**DIRECTION**
From the listing below, extract each line containing the string "screenshot".

─── GIVEN DATA

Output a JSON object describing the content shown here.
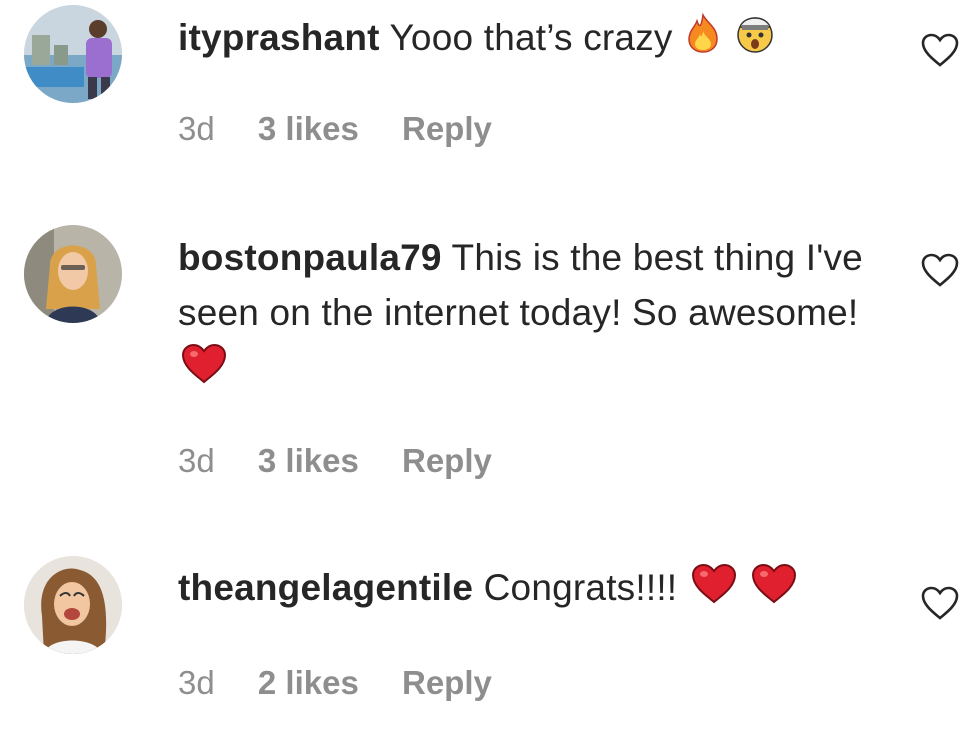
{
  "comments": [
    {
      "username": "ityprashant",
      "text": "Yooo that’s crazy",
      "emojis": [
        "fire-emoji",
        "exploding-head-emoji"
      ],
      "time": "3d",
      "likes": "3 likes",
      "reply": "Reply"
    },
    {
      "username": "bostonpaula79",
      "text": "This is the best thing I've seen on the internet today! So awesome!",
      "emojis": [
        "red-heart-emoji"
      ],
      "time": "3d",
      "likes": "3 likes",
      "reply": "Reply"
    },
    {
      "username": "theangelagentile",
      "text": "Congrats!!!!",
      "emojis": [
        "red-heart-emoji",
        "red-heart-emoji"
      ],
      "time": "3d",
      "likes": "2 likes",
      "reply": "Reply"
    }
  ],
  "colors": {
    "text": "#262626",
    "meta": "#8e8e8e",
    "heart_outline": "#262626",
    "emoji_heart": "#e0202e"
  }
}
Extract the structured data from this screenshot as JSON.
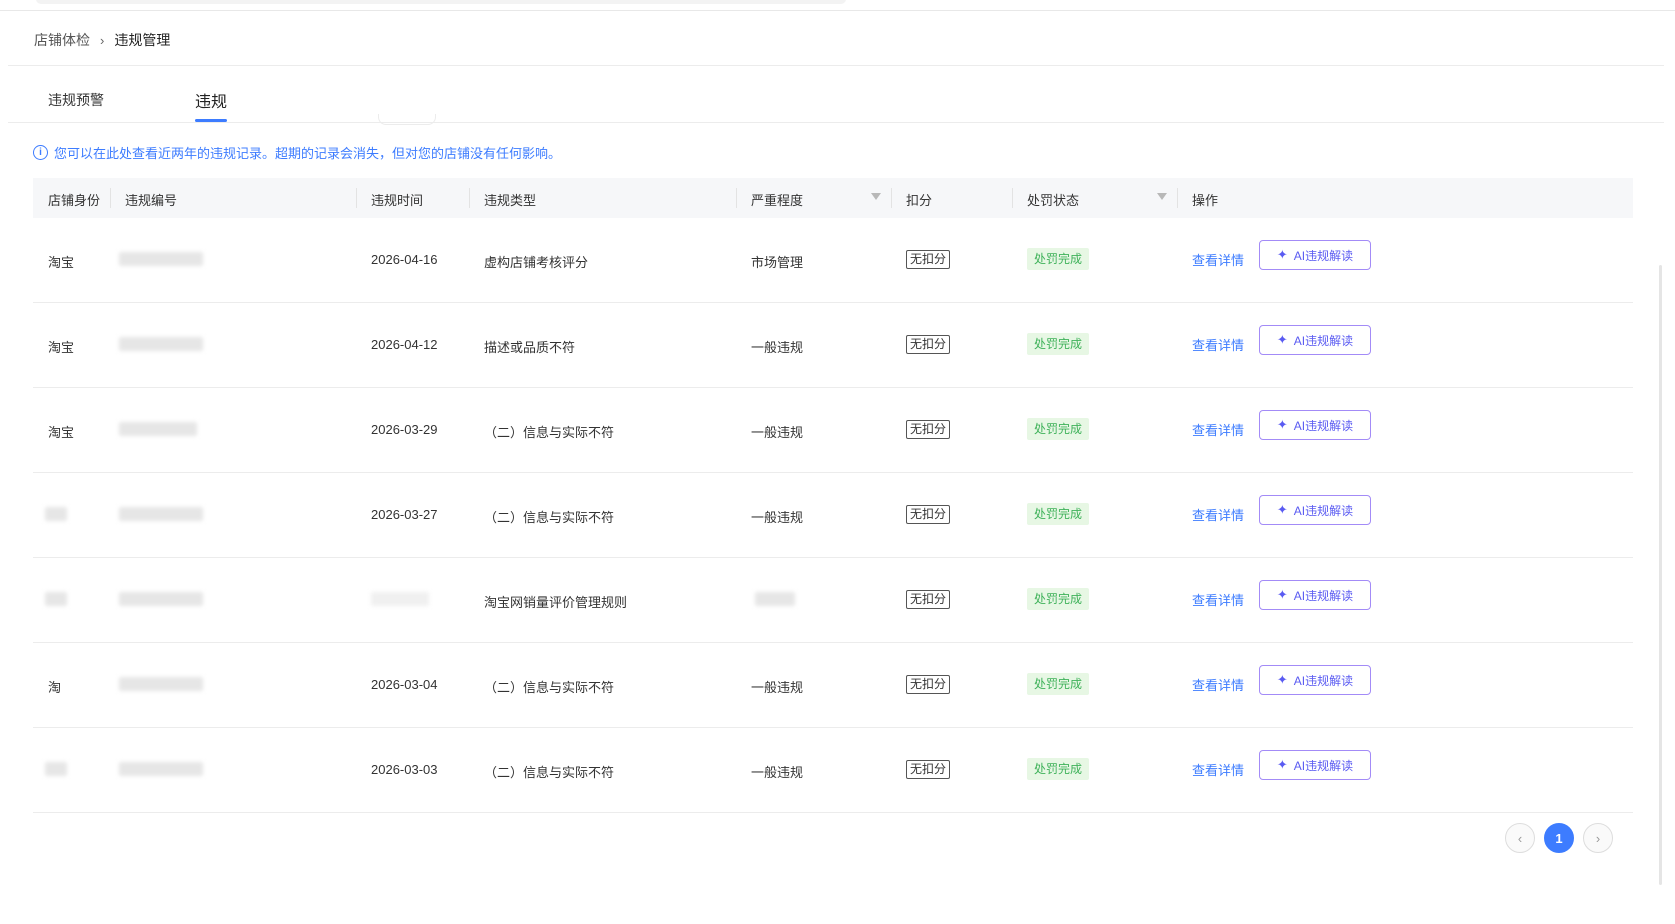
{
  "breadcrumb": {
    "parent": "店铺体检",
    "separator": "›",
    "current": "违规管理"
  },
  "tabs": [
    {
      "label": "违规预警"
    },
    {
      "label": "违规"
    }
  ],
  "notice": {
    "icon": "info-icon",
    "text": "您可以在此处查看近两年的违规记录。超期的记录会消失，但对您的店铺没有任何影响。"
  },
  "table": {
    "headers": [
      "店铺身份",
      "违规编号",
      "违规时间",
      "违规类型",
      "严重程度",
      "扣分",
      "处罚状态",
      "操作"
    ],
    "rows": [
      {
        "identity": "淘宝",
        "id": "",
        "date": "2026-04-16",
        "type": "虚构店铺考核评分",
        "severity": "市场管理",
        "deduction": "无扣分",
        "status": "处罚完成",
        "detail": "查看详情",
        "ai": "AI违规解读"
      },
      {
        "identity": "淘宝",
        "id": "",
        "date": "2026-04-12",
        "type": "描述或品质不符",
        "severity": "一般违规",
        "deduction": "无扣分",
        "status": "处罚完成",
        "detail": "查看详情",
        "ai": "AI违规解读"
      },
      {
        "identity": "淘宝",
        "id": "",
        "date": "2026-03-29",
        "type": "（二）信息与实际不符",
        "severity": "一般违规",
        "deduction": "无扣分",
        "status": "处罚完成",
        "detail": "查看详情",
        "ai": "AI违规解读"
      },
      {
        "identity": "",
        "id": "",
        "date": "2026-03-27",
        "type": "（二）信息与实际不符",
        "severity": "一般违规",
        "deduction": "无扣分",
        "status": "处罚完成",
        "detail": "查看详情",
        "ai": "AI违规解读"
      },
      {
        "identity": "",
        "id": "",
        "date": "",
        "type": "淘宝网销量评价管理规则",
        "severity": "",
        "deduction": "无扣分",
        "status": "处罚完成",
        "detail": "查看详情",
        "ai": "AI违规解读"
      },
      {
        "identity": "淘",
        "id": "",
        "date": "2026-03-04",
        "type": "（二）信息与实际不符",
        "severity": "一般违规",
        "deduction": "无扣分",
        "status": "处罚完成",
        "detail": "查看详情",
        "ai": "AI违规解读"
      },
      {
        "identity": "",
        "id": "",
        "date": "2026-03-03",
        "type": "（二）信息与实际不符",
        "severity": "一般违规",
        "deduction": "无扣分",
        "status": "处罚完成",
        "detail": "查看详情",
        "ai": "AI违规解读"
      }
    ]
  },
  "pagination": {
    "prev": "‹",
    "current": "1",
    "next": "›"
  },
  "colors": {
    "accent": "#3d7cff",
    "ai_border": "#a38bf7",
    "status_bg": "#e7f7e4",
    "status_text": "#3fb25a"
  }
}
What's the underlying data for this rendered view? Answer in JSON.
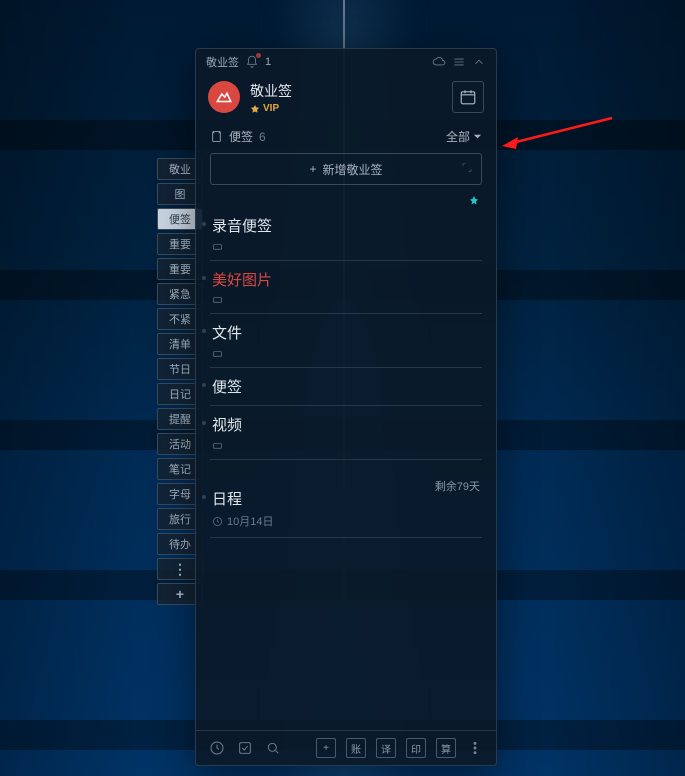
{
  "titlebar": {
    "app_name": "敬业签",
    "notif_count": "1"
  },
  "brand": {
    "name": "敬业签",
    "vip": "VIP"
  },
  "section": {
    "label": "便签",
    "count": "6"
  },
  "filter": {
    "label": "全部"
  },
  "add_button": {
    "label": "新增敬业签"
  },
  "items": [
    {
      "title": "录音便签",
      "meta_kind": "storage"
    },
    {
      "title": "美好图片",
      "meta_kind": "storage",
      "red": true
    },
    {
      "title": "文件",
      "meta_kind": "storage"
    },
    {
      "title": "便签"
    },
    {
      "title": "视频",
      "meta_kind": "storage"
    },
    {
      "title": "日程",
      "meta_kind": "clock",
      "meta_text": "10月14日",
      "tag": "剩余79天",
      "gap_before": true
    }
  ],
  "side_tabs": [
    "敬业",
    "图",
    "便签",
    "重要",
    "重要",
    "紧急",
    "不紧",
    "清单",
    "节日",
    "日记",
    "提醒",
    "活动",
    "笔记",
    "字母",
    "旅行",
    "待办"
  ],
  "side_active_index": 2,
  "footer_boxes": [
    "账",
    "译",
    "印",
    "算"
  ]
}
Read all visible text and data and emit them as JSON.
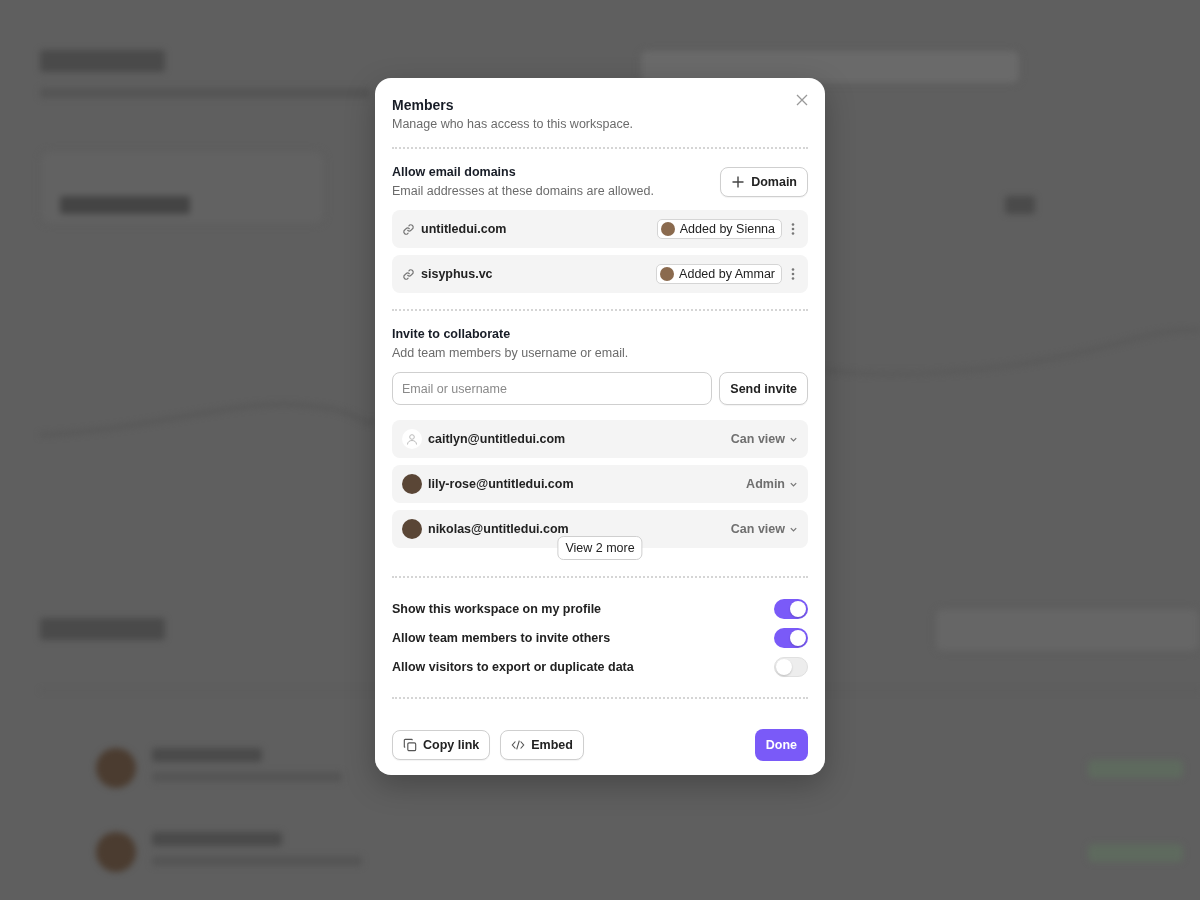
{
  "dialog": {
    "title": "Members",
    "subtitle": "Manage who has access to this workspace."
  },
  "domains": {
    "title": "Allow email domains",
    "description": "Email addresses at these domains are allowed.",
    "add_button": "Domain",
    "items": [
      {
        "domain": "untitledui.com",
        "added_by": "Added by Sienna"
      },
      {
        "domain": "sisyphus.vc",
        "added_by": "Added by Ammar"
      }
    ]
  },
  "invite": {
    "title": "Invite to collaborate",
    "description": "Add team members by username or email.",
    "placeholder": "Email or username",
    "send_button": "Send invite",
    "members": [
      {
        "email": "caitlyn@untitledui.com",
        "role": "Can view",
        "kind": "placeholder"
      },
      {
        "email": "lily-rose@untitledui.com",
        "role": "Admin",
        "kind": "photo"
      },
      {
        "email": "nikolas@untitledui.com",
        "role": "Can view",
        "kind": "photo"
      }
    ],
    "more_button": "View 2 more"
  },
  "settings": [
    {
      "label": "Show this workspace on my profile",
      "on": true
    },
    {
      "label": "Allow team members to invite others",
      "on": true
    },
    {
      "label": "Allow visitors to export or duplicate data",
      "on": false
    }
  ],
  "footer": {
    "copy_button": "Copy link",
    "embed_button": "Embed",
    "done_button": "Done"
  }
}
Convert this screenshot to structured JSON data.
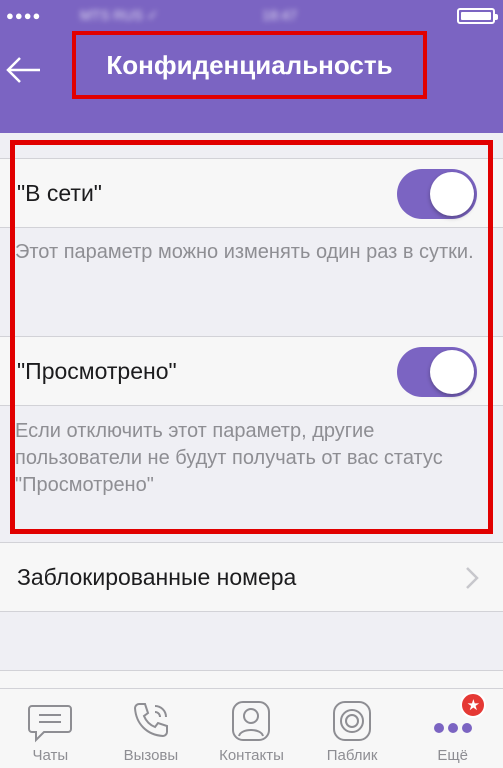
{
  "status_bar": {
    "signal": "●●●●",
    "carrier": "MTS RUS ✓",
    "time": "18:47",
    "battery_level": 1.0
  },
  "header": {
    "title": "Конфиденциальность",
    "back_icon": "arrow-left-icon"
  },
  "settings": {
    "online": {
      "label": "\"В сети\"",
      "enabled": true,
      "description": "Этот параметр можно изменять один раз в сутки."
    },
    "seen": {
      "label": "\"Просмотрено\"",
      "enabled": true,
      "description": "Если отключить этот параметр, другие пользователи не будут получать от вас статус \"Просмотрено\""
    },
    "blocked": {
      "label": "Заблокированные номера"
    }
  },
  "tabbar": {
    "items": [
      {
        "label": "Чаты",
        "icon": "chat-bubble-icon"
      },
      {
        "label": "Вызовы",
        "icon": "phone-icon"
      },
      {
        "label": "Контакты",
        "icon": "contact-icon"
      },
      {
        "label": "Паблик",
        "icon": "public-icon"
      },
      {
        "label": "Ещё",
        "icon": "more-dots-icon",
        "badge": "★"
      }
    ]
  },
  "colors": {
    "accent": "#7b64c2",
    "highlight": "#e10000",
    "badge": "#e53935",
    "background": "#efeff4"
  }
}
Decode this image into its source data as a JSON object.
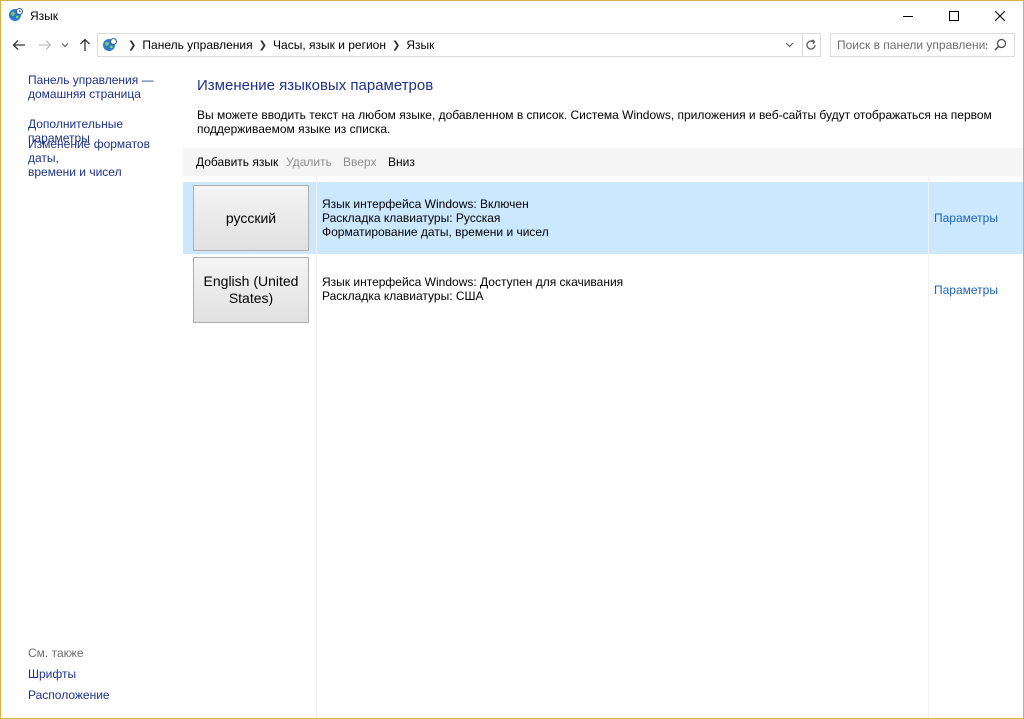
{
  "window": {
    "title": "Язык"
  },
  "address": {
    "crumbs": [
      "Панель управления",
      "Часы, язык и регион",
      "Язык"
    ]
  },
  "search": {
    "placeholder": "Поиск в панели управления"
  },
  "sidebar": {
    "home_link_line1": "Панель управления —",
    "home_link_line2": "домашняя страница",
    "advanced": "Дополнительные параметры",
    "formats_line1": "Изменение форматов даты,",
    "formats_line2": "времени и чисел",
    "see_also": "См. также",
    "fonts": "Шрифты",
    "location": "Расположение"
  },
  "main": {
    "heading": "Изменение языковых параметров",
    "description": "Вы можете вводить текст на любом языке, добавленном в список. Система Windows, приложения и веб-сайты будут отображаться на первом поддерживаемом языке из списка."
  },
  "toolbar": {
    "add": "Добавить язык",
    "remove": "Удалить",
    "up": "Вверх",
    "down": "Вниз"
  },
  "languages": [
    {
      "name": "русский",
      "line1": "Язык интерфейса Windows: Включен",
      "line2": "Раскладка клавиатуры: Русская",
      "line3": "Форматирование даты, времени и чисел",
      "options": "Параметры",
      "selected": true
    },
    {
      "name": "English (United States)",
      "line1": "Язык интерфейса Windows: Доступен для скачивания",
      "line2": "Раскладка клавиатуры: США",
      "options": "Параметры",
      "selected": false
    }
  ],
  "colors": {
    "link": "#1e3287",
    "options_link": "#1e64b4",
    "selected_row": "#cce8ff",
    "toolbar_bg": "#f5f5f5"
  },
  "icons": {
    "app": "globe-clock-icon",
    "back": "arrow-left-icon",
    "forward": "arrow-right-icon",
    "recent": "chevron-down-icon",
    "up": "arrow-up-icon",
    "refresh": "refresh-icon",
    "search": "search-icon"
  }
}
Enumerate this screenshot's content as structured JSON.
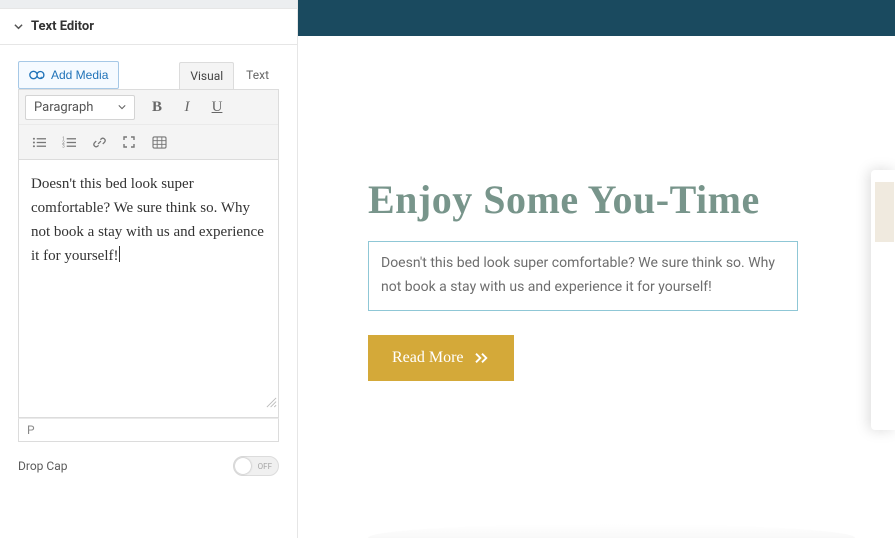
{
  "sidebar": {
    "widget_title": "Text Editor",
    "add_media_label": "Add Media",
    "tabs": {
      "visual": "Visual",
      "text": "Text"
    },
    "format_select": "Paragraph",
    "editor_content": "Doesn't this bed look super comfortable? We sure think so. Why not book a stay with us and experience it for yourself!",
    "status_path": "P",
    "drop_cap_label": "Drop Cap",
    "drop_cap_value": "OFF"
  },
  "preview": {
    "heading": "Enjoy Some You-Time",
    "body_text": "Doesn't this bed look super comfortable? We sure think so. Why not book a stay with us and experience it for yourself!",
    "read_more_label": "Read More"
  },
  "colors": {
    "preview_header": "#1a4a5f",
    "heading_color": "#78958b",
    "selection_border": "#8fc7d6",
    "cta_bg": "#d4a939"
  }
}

──────

**SOLUTION BELOW**
Extract the structured data from this screenshot as JSON.
Convert this screenshot to structured JSON data.
Enumerate this screenshot's content as structured JSON.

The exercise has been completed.